[What is being asked] Give the entries again, word for word.
--- start of Data provided ---
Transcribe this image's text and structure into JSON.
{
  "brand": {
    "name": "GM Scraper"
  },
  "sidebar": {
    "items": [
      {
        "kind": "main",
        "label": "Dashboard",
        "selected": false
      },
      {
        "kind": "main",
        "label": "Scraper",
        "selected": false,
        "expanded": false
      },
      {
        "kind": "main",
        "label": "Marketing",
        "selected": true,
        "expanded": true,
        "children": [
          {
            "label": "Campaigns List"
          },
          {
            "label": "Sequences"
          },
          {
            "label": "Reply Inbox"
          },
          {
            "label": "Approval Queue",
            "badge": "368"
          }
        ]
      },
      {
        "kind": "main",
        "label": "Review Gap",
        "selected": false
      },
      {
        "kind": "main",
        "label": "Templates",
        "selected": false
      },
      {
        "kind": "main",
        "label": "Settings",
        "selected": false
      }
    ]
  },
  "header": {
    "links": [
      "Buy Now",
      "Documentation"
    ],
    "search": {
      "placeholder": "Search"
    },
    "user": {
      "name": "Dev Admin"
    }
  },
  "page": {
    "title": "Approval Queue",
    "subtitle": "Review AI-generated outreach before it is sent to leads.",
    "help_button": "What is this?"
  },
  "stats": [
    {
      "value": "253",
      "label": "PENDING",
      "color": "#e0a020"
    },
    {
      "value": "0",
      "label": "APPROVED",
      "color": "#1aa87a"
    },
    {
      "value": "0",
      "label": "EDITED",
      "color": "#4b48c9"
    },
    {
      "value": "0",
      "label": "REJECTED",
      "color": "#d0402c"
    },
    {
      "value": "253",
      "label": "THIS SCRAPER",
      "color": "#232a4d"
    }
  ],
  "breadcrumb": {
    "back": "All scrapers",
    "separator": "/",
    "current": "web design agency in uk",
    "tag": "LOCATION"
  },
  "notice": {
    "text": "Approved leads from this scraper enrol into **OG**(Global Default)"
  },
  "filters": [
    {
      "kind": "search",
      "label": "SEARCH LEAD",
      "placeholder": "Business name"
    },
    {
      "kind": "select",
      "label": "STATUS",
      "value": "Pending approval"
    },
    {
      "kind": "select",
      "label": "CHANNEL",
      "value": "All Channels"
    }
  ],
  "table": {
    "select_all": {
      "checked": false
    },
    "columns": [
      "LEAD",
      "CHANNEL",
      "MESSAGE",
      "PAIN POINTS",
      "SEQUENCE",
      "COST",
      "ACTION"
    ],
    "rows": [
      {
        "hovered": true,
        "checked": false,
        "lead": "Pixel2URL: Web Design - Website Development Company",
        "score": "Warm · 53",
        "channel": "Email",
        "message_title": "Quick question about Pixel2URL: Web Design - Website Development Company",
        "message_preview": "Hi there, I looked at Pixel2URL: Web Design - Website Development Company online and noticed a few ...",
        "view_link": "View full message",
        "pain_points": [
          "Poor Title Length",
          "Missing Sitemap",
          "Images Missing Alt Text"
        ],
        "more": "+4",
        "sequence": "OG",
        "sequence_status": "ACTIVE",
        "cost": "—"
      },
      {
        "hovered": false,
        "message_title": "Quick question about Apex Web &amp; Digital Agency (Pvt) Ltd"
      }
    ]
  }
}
--- end of Data provided ---
[Task solution]
Transcribe this image's text and structure into JSON.
{
  "brand": {
    "name": "GM Scraper"
  },
  "sidebar": {
    "items": [
      {
        "kind": "main",
        "label": "Dashboard",
        "selected": false
      },
      {
        "kind": "main",
        "label": "Scraper",
        "selected": false,
        "expanded": false
      },
      {
        "kind": "main",
        "label": "Marketing",
        "selected": true,
        "expanded": true,
        "children": [
          {
            "label": "Campaigns List"
          },
          {
            "label": "Sequences"
          },
          {
            "label": "Reply Inbox"
          },
          {
            "label": "Approval Queue",
            "badge": "368"
          }
        ]
      },
      {
        "kind": "main",
        "label": "Review Gap",
        "selected": false
      },
      {
        "kind": "main",
        "label": "Templates",
        "selected": false
      },
      {
        "kind": "main",
        "label": "Settings",
        "selected": false
      }
    ]
  },
  "header": {
    "links": [
      "Buy Now",
      "Documentation"
    ],
    "search": {
      "placeholder": "Search"
    },
    "user": {
      "name": "Dev Admin"
    }
  },
  "page": {
    "title": "Approval Queue",
    "subtitle": "Review AI-generated outreach before it is sent to leads.",
    "help_button": "What is this?"
  },
  "stats": [
    {
      "value": "253",
      "label": "PENDING",
      "color": "#e0a020"
    },
    {
      "value": "0",
      "label": "APPROVED",
      "color": "#1aa87a"
    },
    {
      "value": "0",
      "label": "EDITED",
      "color": "#4b48c9"
    },
    {
      "value": "0",
      "label": "REJECTED",
      "color": "#d0402c"
    },
    {
      "value": "253",
      "label": "THIS SCRAPER",
      "color": "#232a4d"
    }
  ],
  "breadcrumb": {
    "back": "All scrapers",
    "separator": "/",
    "current": "web design agency in uk",
    "tag": "LOCATION"
  },
  "notice": {
    "text": "Approved leads from this scraper enrol into **OG**(Global Default)"
  },
  "filters": [
    {
      "kind": "search",
      "label": "SEARCH LEAD",
      "placeholder": "Business name"
    },
    {
      "kind": "select",
      "label": "STATUS",
      "value": "Pending approval"
    },
    {
      "kind": "select",
      "label": "CHANNEL",
      "value": "All Channels"
    }
  ],
  "table": {
    "select_all": {
      "checked": false
    },
    "columns": [
      "LEAD",
      "CHANNEL",
      "MESSAGE",
      "PAIN POINTS",
      "SEQUENCE",
      "COST",
      "ACTION"
    ],
    "rows": [
      {
        "hovered": true,
        "checked": false,
        "lead": "Pixel2URL: Web Design - Website Development Company",
        "score": "Warm · 53",
        "channel": "Email",
        "message_title": "Quick question about Pixel2URL: Web Design - Website Development Company",
        "message_preview": "Hi there, I looked at Pixel2URL: Web Design - Website Development Company online and noticed a few ...",
        "view_link": "View full message",
        "pain_points": [
          "Poor Title Length",
          "Missing Sitemap",
          "Images Missing Alt Text"
        ],
        "more": "+4",
        "sequence": "OG",
        "sequence_status": "ACTIVE",
        "cost": "—"
      },
      {
        "hovered": false,
        "message_title": "Quick question about Apex Web &amp; Digital Agency (Pvt) Ltd"
      }
    ]
  }
}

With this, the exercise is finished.